## Task statement
Please restate the following records word for word.

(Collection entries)
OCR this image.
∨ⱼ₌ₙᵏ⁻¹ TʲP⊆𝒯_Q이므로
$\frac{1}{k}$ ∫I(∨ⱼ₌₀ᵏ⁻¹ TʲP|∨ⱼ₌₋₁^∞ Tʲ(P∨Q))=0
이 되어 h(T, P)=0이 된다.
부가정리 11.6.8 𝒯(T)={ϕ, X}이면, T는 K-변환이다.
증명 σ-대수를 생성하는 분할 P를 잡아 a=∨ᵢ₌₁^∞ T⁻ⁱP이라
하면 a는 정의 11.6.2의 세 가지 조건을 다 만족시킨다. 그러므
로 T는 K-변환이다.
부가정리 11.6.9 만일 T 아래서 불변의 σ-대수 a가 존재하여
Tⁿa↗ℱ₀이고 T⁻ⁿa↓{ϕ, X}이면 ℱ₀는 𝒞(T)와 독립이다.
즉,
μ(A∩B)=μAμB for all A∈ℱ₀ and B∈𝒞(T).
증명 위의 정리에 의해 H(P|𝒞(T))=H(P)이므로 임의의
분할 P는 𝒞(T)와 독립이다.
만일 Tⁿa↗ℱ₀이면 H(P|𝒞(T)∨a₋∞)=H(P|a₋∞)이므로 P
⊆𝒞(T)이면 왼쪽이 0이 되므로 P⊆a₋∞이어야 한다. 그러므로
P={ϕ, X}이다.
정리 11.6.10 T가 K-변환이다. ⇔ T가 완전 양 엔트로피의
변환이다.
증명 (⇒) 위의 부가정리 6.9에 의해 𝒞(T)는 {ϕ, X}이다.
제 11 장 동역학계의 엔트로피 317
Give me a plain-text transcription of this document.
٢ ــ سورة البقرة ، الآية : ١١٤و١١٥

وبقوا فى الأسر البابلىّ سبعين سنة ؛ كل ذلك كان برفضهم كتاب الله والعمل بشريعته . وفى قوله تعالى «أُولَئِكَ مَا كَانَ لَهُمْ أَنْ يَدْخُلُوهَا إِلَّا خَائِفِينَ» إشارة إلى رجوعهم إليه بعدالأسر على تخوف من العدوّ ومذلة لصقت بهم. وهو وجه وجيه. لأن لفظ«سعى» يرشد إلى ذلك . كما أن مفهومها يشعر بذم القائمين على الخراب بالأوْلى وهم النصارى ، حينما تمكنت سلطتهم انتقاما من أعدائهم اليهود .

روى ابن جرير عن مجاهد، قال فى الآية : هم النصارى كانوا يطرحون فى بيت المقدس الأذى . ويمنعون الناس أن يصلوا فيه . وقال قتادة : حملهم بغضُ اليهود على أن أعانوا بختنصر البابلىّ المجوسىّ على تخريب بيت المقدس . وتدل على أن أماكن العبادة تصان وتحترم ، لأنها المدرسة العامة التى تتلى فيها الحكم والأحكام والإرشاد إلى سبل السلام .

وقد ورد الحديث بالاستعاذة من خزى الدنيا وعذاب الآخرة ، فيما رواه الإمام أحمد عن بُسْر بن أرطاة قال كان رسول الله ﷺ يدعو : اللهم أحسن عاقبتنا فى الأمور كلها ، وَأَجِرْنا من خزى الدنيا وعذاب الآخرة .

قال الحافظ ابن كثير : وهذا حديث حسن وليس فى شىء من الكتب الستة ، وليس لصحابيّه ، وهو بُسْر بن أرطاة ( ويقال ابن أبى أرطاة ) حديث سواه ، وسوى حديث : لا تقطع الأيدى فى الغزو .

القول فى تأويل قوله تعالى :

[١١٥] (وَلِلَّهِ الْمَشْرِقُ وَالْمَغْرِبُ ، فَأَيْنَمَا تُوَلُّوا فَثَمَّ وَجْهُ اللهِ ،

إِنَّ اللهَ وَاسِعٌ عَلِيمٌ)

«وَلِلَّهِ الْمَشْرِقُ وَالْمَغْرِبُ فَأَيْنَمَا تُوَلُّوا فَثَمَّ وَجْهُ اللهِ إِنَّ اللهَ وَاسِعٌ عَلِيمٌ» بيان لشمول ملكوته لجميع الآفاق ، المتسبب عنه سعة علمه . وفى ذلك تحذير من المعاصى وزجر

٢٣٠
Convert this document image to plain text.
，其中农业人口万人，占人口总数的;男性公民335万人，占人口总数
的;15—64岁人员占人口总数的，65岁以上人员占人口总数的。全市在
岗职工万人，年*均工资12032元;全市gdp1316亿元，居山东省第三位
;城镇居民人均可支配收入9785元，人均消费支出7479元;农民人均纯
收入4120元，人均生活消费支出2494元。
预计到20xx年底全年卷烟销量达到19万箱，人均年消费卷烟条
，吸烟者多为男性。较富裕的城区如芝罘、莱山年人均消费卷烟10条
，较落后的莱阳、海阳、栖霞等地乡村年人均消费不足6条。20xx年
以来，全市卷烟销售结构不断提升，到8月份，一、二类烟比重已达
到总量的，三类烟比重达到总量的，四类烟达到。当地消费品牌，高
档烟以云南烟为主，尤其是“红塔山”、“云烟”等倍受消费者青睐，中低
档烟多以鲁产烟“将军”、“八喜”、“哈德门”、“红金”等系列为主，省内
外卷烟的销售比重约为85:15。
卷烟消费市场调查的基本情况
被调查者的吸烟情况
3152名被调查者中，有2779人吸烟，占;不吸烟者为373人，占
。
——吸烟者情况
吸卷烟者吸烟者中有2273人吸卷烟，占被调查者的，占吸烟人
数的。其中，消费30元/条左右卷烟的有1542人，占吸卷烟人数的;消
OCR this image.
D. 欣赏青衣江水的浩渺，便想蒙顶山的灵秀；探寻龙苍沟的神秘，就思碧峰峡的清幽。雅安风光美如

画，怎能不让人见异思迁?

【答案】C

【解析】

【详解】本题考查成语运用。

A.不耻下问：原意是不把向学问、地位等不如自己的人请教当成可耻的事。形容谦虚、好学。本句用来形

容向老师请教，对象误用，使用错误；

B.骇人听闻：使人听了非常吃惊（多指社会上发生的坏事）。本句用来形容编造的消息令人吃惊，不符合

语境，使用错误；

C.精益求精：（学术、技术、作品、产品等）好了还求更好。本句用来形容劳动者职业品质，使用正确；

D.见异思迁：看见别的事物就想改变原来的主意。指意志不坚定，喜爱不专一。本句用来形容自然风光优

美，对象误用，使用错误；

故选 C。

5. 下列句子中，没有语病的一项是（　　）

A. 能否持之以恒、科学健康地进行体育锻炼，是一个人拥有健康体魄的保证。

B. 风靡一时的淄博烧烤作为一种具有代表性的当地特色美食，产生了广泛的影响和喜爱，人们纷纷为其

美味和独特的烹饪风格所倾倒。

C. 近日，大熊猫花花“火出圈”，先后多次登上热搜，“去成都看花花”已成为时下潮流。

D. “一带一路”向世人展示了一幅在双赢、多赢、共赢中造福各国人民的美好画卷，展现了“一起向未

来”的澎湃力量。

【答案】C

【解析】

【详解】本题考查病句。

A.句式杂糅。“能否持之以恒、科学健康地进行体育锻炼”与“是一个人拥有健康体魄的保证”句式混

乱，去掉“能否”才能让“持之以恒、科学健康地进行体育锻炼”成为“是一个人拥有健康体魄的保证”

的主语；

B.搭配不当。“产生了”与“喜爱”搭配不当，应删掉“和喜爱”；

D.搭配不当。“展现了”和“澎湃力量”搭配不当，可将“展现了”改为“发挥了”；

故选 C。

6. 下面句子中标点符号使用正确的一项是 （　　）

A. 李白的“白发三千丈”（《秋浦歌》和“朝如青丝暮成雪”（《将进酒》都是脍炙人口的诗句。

## Solution for this exercise
OCR this image.
∨ⱼ₌ₙᵏ⁻¹ TʲP⊆𝒯_Q이므로
$\frac{1}{k}$ ∫I(∨ⱼ₌₀ᵏ⁻¹ TʲP|∨ⱼ₌₋₁^∞ Tʲ(P∨Q))=0
이 되어 h(T, P)=0이 된다.
부가정리 11.6.8 𝒯(T)={ϕ, X}이면, T는 K-변환이다.
증명 σ-대수를 생성하는 분할 P를 잡아 a=∨ᵢ₌₁^∞ T⁻ⁱP이라
하면 a는 정의 11.6.2의 세 가지 조건을 다 만족시킨다. 그러므
로 T는 K-변환이다.
부가정리 11.6.9 만일 T 아래서 불변의 σ-대수 a가 존재하여
Tⁿa↗ℱ₀이고 T⁻ⁿa↓{ϕ, X}이면 ℱ₀는 𝒞(T)와 독립이다.
즉,
μ(A∩B)=μAμB for all A∈ℱ₀ and B∈𝒞(T).
증명 위의 정리에 의해 H(P|𝒞(T))=H(P)이므로 임의의
분할 P는 𝒞(T)와 독립이다.
만일 Tⁿa↗ℱ₀이면 H(P|𝒞(T)∨a₋∞)=H(P|a₋∞)이므로 P
⊆𝒞(T)이면 왼쪽이 0이 되므로 P⊆a₋∞이어야 한다. 그러므로
P={ϕ, X}이다.
정리 11.6.10 T가 K-변환이다. ⇔ T가 완전 양 엔트로피의
변환이다.
증명 (⇒) 위의 부가정리 6.9에 의해 𝒞(T)는 {ϕ, X}이다.
제 11 장 동역학계의 엔트로피 317
Give me a plain-text transcription of this document.
٢ ــ سورة البقرة ، الآية : ١١٤و١١٥

وبقوا فى الأسر البابلىّ سبعين سنة ؛ كل ذلك كان برفضهم كتاب الله والعمل بشريعته . وفى قوله تعالى «أُولَئِكَ مَا كَانَ لَهُمْ أَنْ يَدْخُلُوهَا إِلَّا خَائِفِينَ» إشارة إلى رجوعهم إليه بعدالأسر على تخوف من العدوّ ومذلة لصقت بهم. وهو وجه وجيه. لأن لفظ«سعى» يرشد إلى ذلك . كما أن مفهومها يشعر بذم القائمين على الخراب بالأوْلى وهم النصارى ، حينما تمكنت سلطتهم انتقاما من أعدائهم اليهود .

روى ابن جرير عن مجاهد، قال فى الآية : هم النصارى كانوا يطرحون فى بيت المقدس الأذى . ويمنعون الناس أن يصلوا فيه . وقال قتادة : حملهم بغضُ اليهود على أن أعانوا بختنصر البابلىّ المجوسىّ على تخريب بيت المقدس . وتدل على أن أماكن العبادة تصان وتحترم ، لأنها المدرسة العامة التى تتلى فيها الحكم والأحكام والإرشاد إلى سبل السلام .

وقد ورد الحديث بالاستعاذة من خزى الدنيا وعذاب الآخرة ، فيما رواه الإمام أحمد عن بُسْر بن أرطاة قال كان رسول الله ﷺ يدعو : اللهم أحسن عاقبتنا فى الأمور كلها ، وَأَجِرْنا من خزى الدنيا وعذاب الآخرة .

قال الحافظ ابن كثير : وهذا حديث حسن وليس فى شىء من الكتب الستة ، وليس لصحابيّه ، وهو بُسْر بن أرطاة ( ويقال ابن أبى أرطاة ) حديث سواه ، وسوى حديث : لا تقطع الأيدى فى الغزو .

القول فى تأويل قوله تعالى :

[١١٥] (وَلِلَّهِ الْمَشْرِقُ وَالْمَغْرِبُ ، فَأَيْنَمَا تُوَلُّوا فَثَمَّ وَجْهُ اللهِ ،

إِنَّ اللهَ وَاسِعٌ عَلِيمٌ)

«وَلِلَّهِ الْمَشْرِقُ وَالْمَغْرِبُ فَأَيْنَمَا تُوَلُّوا فَثَمَّ وَجْهُ اللهِ إِنَّ اللهَ وَاسِعٌ عَلِيمٌ» بيان لشمول ملكوته لجميع الآفاق ، المتسبب عنه سعة علمه . وفى ذلك تحذير من المعاصى وزجر

٢٣٠
Convert this document image to plain text.
，其中农业人口万人，占人口总数的;男性公民335万人，占人口总数
的;15—64岁人员占人口总数的，65岁以上人员占人口总数的。全市在
岗职工万人，年*均工资12032元;全市gdp1316亿元，居山东省第三位
;城镇居民人均可支配收入9785元，人均消费支出7479元;农民人均纯
收入4120元，人均生活消费支出2494元。
预计到20xx年底全年卷烟销量达到19万箱，人均年消费卷烟条
，吸烟者多为男性。较富裕的城区如芝罘、莱山年人均消费卷烟10条
，较落后的莱阳、海阳、栖霞等地乡村年人均消费不足6条。20xx年
以来，全市卷烟销售结构不断提升，到8月份，一、二类烟比重已达
到总量的，三类烟比重达到总量的，四类烟达到。当地消费品牌，高
档烟以云南烟为主，尤其是“红塔山”、“云烟”等倍受消费者青睐，中低
档烟多以鲁产烟“将军”、“八喜”、“哈德门”、“红金”等系列为主，省内
外卷烟的销售比重约为85:15。
卷烟消费市场调查的基本情况
被调查者的吸烟情况
3152名被调查者中，有2779人吸烟，占;不吸烟者为373人，占
。
——吸烟者情况
吸卷烟者吸烟者中有2273人吸卷烟，占被调查者的，占吸烟人
数的。其中，消费30元/条左右卷烟的有1542人，占吸卷烟人数的;消
OCR this image.
D. 欣赏青衣江水的浩渺，便想蒙顶山的灵秀；探寻龙苍沟的神秘，就思碧峰峡的清幽。雅安风光美如

画，怎能不让人见异思迁?

【答案】C

【解析】

【详解】本题考查成语运用。

A.不耻下问：原意是不把向学问、地位等不如自己的人请教当成可耻的事。形容谦虚、好学。本句用来形

容向老师请教，对象误用，使用错误；

B.骇人听闻：使人听了非常吃惊（多指社会上发生的坏事）。本句用来形容编造的消息令人吃惊，不符合

语境，使用错误；

C.精益求精：（学术、技术、作品、产品等）好了还求更好。本句用来形容劳动者职业品质，使用正确；

D.见异思迁：看见别的事物就想改变原来的主意。指意志不坚定，喜爱不专一。本句用来形容自然风光优

美，对象误用，使用错误；

故选 C。

5. 下列句子中，没有语病的一项是（　　）

A. 能否持之以恒、科学健康地进行体育锻炼，是一个人拥有健康体魄的保证。

B. 风靡一时的淄博烧烤作为一种具有代表性的当地特色美食，产生了广泛的影响和喜爱，人们纷纷为其

美味和独特的烹饪风格所倾倒。

C. 近日，大熊猫花花“火出圈”，先后多次登上热搜，“去成都看花花”已成为时下潮流。

D. “一带一路”向世人展示了一幅在双赢、多赢、共赢中造福各国人民的美好画卷，展现了“一起向未

来”的澎湃力量。

【答案】C

【解析】

【详解】本题考查病句。

A.句式杂糅。“能否持之以恒、科学健康地进行体育锻炼”与“是一个人拥有健康体魄的保证”句式混

乱，去掉“能否”才能让“持之以恒、科学健康地进行体育锻炼”成为“是一个人拥有健康体魄的保证”

的主语；

B.搭配不当。“产生了”与“喜爱”搭配不当，应删掉“和喜爱”；

D.搭配不当。“展现了”和“澎湃力量”搭配不当，可将“展现了”改为“发挥了”；

故选 C。

6. 下面句子中标点符号使用正确的一项是 （　　）

A. 李白的“白发三千丈”（《秋浦歌》和“朝如青丝暮成雪”（《将进酒》都是脍炙人口的诗句。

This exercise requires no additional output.